▶ Exercise details: How many lines of the data include the string "无法确定"? State the number and nothing else.

▶ The input:
----------
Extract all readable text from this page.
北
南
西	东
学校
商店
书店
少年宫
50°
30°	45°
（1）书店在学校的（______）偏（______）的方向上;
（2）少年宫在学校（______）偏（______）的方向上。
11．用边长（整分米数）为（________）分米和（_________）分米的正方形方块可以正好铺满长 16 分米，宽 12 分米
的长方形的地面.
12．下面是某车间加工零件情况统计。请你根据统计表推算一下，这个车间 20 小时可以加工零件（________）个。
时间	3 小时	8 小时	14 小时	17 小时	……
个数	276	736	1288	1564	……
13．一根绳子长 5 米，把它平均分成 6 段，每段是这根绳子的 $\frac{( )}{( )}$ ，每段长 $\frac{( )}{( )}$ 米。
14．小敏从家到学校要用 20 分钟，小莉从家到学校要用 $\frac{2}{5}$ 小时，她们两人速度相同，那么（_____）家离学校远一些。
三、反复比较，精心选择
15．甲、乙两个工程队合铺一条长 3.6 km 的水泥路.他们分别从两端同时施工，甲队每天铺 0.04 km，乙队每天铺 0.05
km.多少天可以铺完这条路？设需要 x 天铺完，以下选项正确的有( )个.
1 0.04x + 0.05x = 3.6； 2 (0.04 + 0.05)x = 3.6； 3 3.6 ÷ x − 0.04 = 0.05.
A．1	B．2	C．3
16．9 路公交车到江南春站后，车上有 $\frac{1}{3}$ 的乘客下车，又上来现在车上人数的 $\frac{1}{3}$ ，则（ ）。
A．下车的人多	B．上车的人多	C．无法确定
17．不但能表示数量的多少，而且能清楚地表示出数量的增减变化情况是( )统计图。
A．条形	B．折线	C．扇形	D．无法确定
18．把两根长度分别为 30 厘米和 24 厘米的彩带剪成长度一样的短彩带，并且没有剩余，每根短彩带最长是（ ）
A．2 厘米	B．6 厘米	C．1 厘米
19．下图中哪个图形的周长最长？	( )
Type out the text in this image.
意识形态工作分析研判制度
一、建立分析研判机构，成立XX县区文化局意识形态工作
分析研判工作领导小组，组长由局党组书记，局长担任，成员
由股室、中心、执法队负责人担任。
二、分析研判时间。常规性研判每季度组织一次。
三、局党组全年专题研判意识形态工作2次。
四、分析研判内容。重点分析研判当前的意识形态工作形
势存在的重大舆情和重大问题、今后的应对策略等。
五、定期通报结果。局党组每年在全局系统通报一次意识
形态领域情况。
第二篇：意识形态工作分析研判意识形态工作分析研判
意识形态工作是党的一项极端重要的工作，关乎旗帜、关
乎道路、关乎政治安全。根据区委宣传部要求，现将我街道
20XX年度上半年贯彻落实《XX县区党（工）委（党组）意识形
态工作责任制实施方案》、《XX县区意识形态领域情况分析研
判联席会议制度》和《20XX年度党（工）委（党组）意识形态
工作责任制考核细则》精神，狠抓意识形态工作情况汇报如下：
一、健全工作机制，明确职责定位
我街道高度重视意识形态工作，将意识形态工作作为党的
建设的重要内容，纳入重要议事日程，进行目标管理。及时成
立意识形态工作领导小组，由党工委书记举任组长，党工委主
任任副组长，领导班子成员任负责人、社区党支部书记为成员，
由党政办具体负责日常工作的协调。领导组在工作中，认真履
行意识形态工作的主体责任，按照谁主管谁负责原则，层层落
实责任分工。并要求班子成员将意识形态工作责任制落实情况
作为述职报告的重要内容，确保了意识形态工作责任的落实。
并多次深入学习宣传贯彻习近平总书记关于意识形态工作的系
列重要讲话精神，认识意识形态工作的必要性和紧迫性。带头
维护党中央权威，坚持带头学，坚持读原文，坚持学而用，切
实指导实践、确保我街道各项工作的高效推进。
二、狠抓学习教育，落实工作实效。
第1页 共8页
----------
▶ Full output: 2